[Start of Supplied data]

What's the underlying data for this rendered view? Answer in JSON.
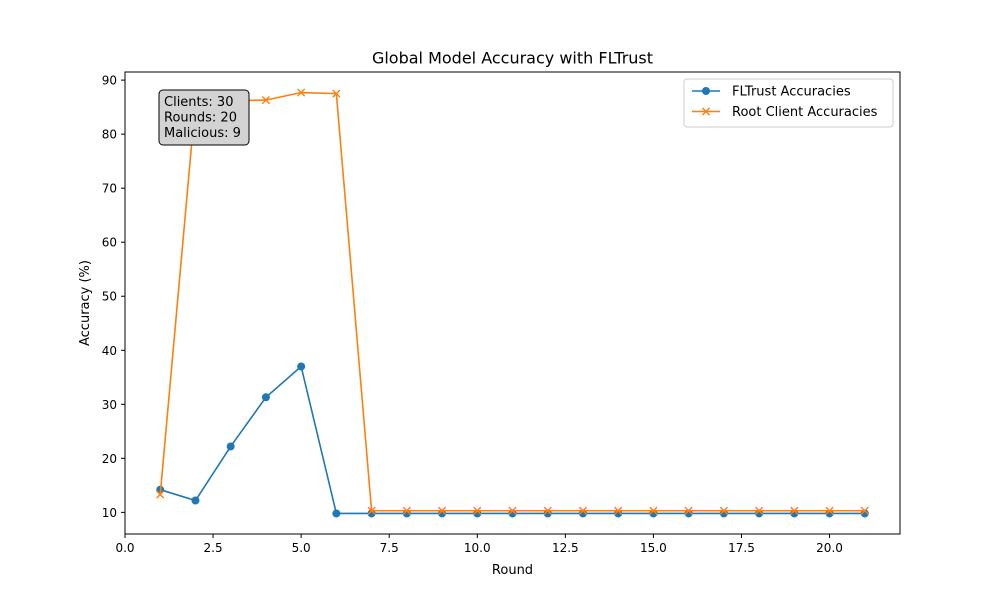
{
  "chart_data": {
    "type": "line",
    "title": "Global Model Accuracy with FLTrust",
    "xlabel": "Round",
    "ylabel": "Accuracy (%)",
    "xlim": [
      0.0,
      22.0
    ],
    "ylim": [
      6.0,
      91.5
    ],
    "x_ticks": [
      0.0,
      2.5,
      5.0,
      7.5,
      10.0,
      12.5,
      15.0,
      17.5,
      20.0
    ],
    "x_tick_labels": [
      "0.0",
      "2.5",
      "5.0",
      "7.5",
      "10.0",
      "12.5",
      "15.0",
      "17.5",
      "20.0"
    ],
    "y_ticks": [
      10,
      20,
      30,
      40,
      50,
      60,
      70,
      80,
      90
    ],
    "y_tick_labels": [
      "10",
      "20",
      "30",
      "40",
      "50",
      "60",
      "70",
      "80",
      "90"
    ],
    "grid": false,
    "legend_position": "top-right",
    "x": [
      1,
      2,
      3,
      4,
      5,
      6,
      7,
      8,
      9,
      10,
      11,
      12,
      13,
      14,
      15,
      16,
      17,
      18,
      19,
      20,
      21
    ],
    "series": [
      {
        "name": "FLTrust Accuracies",
        "color": "#1f77b4",
        "marker": "circle",
        "values": [
          14.2,
          12.2,
          22.2,
          31.3,
          37.0,
          9.8,
          9.8,
          9.8,
          9.8,
          9.8,
          9.8,
          9.8,
          9.8,
          9.8,
          9.8,
          9.8,
          9.8,
          9.8,
          9.8,
          9.8,
          9.8
        ]
      },
      {
        "name": "Root Client Accuracies",
        "color": "#ff7f0e",
        "marker": "x",
        "values": [
          13.3,
          86.0,
          86.2,
          86.3,
          87.7,
          87.5,
          10.3,
          10.3,
          10.3,
          10.3,
          10.3,
          10.3,
          10.3,
          10.3,
          10.3,
          10.3,
          10.3,
          10.3,
          10.3,
          10.3,
          10.3
        ]
      }
    ],
    "annotation": {
      "lines": [
        "Clients: 30",
        "Rounds: 20",
        "Malicious: 9"
      ],
      "box_color": "#d3d3d3"
    }
  }
}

[End of Supplied data]

● Problem description: Exact duplication of all the records is required; pictures are omitted from the copy.

● Output for this exercise:
What's the underlying data for this rendered view? Answer in JSON.
{
  "chart_data": {
    "type": "line",
    "title": "Global Model Accuracy with FLTrust",
    "xlabel": "Round",
    "ylabel": "Accuracy (%)",
    "xlim": [
      0.0,
      22.0
    ],
    "ylim": [
      6.0,
      91.5
    ],
    "x_ticks": [
      0.0,
      2.5,
      5.0,
      7.5,
      10.0,
      12.5,
      15.0,
      17.5,
      20.0
    ],
    "x_tick_labels": [
      "0.0",
      "2.5",
      "5.0",
      "7.5",
      "10.0",
      "12.5",
      "15.0",
      "17.5",
      "20.0"
    ],
    "y_ticks": [
      10,
      20,
      30,
      40,
      50,
      60,
      70,
      80,
      90
    ],
    "y_tick_labels": [
      "10",
      "20",
      "30",
      "40",
      "50",
      "60",
      "70",
      "80",
      "90"
    ],
    "grid": false,
    "legend_position": "top-right",
    "x": [
      1,
      2,
      3,
      4,
      5,
      6,
      7,
      8,
      9,
      10,
      11,
      12,
      13,
      14,
      15,
      16,
      17,
      18,
      19,
      20,
      21
    ],
    "series": [
      {
        "name": "FLTrust Accuracies",
        "color": "#1f77b4",
        "marker": "circle",
        "values": [
          14.2,
          12.2,
          22.2,
          31.3,
          37.0,
          9.8,
          9.8,
          9.8,
          9.8,
          9.8,
          9.8,
          9.8,
          9.8,
          9.8,
          9.8,
          9.8,
          9.8,
          9.8,
          9.8,
          9.8,
          9.8
        ]
      },
      {
        "name": "Root Client Accuracies",
        "color": "#ff7f0e",
        "marker": "x",
        "values": [
          13.3,
          86.0,
          86.2,
          86.3,
          87.7,
          87.5,
          10.3,
          10.3,
          10.3,
          10.3,
          10.3,
          10.3,
          10.3,
          10.3,
          10.3,
          10.3,
          10.3,
          10.3,
          10.3,
          10.3,
          10.3
        ]
      }
    ],
    "annotation": {
      "lines": [
        "Clients: 30",
        "Rounds: 20",
        "Malicious: 9"
      ],
      "box_color": "#d3d3d3"
    }
  }
}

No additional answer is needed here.